** begin Material for this task **

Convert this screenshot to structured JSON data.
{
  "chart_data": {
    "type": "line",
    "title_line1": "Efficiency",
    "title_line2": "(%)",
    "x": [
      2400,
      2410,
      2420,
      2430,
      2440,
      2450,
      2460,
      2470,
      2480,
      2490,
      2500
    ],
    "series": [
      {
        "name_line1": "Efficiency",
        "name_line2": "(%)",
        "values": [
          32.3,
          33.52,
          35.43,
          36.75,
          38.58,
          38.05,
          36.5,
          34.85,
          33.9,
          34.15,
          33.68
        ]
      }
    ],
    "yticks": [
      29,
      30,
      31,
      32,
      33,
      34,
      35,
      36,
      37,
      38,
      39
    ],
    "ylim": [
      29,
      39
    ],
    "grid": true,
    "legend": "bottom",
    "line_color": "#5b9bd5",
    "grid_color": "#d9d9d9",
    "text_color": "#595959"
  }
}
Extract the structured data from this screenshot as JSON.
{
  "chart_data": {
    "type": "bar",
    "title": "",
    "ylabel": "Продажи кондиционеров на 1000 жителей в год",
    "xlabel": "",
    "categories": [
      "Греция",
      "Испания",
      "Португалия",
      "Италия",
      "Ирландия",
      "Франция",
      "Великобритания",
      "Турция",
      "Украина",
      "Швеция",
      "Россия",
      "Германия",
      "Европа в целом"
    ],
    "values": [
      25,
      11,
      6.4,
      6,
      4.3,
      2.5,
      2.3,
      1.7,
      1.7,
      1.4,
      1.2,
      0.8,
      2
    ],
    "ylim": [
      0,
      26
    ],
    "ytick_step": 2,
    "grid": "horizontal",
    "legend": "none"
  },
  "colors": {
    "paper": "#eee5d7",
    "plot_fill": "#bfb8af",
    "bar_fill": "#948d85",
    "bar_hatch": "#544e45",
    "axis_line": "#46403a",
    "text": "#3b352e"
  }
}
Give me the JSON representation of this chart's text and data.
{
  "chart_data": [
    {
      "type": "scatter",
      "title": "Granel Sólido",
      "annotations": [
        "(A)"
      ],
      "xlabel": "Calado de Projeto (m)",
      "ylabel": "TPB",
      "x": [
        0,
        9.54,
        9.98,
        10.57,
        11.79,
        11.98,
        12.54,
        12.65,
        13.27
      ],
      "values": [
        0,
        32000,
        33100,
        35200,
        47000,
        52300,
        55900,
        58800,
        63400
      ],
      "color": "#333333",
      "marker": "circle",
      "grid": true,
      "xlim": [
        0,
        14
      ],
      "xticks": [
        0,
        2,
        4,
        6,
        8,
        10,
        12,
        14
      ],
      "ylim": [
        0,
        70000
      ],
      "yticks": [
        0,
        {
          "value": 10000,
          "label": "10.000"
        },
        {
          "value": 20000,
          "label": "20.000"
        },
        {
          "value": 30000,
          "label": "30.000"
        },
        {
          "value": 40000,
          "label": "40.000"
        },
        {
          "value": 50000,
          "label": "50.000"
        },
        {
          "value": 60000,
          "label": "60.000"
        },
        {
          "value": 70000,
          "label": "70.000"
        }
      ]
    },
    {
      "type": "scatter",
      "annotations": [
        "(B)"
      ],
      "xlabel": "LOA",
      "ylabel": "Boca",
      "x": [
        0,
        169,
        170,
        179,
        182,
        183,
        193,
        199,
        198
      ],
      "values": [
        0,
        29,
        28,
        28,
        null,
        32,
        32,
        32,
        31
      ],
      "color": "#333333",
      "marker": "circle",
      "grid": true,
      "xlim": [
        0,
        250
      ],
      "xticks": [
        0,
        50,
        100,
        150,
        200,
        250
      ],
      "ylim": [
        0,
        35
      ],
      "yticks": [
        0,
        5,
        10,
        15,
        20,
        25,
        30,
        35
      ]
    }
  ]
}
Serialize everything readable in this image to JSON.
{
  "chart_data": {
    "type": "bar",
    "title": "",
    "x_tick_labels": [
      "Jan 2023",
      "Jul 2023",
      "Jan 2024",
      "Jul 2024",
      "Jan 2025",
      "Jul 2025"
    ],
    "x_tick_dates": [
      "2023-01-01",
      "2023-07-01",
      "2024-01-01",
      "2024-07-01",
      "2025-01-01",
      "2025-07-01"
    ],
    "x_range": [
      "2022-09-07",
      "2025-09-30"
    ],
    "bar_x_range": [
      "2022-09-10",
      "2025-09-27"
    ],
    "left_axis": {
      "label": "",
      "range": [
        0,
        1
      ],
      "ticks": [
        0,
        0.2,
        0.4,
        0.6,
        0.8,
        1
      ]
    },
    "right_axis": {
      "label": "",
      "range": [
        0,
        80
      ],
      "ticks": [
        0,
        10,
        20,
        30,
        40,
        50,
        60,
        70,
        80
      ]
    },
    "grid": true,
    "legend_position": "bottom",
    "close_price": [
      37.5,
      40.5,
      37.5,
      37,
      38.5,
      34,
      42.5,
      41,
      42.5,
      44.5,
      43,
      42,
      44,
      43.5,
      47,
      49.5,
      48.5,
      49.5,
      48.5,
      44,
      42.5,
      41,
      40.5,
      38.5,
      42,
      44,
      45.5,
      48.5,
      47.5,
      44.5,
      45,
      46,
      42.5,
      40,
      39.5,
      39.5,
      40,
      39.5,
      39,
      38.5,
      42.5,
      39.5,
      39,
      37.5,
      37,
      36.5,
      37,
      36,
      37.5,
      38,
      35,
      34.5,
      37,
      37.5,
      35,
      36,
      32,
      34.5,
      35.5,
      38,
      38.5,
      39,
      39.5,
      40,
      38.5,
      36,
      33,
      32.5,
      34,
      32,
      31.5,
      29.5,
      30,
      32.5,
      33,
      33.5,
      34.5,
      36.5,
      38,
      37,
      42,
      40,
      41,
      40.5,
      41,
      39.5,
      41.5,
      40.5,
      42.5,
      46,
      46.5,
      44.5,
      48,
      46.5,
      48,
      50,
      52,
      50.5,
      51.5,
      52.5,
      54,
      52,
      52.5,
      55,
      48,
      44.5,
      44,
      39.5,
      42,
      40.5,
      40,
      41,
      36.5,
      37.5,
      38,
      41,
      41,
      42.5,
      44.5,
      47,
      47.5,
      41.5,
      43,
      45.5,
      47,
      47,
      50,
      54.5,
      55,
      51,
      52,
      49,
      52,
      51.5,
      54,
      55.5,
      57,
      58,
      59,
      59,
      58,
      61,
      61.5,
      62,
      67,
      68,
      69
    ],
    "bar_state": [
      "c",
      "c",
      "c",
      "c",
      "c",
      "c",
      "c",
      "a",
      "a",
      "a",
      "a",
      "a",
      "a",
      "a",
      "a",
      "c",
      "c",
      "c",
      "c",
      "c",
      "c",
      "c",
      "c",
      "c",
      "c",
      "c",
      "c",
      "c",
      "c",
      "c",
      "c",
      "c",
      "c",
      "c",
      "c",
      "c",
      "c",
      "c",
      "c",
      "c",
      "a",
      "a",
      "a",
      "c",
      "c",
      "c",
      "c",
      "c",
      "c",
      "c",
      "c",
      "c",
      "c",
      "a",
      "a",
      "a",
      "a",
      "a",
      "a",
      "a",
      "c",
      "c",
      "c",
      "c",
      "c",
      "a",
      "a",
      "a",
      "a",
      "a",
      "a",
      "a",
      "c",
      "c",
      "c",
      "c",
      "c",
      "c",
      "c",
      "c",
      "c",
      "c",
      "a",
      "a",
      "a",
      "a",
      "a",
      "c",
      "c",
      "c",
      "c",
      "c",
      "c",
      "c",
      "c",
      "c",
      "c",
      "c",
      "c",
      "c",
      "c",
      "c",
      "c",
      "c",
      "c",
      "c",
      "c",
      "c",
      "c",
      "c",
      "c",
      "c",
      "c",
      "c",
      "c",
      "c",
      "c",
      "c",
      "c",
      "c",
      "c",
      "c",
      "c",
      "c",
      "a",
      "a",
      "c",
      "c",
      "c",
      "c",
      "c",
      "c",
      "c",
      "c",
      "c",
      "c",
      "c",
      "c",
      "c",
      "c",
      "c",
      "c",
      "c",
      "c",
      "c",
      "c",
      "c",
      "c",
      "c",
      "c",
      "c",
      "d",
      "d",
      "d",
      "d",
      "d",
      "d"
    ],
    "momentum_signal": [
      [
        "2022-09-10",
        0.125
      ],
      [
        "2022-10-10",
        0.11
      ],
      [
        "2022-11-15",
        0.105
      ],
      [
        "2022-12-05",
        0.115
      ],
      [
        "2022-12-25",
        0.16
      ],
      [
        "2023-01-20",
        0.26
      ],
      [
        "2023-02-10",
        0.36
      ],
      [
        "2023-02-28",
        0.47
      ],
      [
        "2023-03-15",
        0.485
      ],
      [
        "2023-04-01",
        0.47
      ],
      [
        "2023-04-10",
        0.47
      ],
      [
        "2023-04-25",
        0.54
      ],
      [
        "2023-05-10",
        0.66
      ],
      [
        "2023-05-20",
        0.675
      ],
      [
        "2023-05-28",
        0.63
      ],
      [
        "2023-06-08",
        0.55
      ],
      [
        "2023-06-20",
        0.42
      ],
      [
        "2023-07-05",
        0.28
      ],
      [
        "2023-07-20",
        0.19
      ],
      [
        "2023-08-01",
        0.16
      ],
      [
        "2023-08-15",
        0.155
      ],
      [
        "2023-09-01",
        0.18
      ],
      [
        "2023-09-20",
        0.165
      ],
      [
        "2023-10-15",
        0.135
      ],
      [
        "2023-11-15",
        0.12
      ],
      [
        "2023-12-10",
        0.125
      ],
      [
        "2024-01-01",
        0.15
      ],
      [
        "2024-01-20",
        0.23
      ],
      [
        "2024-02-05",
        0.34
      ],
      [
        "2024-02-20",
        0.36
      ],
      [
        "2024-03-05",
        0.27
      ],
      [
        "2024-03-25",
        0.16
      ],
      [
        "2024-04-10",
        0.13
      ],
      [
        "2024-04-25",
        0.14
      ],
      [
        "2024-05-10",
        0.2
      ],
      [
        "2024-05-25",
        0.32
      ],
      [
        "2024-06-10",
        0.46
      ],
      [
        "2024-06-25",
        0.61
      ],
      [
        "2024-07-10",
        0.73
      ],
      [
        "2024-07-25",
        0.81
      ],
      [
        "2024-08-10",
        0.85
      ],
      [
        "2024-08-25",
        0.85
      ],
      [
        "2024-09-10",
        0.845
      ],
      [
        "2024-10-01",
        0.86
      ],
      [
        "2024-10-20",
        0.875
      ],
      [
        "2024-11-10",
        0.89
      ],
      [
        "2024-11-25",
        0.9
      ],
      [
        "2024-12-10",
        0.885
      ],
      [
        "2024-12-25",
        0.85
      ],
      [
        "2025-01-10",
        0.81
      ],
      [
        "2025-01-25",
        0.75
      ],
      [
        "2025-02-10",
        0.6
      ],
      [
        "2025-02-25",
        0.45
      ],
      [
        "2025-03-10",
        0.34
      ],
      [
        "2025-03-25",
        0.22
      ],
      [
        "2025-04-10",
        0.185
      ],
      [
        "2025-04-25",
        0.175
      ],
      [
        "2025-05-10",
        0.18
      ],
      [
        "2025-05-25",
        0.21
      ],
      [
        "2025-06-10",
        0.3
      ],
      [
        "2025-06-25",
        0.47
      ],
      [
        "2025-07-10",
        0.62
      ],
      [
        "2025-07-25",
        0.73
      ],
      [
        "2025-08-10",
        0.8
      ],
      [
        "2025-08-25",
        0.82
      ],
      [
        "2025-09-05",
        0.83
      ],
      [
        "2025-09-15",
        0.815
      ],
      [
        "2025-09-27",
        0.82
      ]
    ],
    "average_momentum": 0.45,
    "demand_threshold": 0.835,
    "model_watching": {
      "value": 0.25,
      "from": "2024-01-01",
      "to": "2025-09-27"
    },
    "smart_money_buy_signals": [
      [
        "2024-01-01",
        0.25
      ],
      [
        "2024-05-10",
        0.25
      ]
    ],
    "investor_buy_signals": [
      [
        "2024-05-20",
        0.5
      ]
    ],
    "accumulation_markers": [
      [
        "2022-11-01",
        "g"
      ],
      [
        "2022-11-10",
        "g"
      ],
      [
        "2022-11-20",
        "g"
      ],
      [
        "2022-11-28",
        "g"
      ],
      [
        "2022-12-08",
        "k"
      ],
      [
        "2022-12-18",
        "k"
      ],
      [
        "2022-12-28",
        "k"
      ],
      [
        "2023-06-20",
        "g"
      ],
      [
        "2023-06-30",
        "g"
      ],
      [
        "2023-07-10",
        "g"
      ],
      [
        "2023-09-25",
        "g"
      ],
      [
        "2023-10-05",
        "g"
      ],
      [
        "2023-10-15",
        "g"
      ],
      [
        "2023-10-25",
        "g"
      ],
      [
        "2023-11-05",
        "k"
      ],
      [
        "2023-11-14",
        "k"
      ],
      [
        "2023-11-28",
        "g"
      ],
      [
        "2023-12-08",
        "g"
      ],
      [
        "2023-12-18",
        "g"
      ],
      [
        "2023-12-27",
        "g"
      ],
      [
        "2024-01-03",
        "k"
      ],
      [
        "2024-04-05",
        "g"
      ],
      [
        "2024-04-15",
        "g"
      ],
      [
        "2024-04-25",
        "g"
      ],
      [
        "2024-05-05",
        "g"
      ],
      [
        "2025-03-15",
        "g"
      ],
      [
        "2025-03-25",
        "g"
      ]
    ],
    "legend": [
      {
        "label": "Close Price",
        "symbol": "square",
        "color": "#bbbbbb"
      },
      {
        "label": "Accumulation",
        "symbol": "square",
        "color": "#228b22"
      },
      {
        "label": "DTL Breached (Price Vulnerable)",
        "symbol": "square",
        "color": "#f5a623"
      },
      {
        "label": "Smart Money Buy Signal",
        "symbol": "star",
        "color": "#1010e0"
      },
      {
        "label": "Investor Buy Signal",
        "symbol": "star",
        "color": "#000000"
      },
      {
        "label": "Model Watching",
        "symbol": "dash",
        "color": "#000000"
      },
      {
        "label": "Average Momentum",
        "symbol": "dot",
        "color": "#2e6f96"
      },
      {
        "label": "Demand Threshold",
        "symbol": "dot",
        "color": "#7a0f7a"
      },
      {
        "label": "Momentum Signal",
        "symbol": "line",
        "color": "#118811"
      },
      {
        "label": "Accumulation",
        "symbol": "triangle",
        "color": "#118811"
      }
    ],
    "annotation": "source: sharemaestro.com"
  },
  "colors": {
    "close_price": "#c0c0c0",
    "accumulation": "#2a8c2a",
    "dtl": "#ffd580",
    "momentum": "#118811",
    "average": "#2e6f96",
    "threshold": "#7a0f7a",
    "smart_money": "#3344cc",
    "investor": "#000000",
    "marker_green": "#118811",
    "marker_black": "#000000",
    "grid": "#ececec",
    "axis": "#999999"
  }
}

** end Material for this task **

• [Task] Give the count of lines in the listing that hold the word "ylabel", with no other text.

• [Completed exercise] 3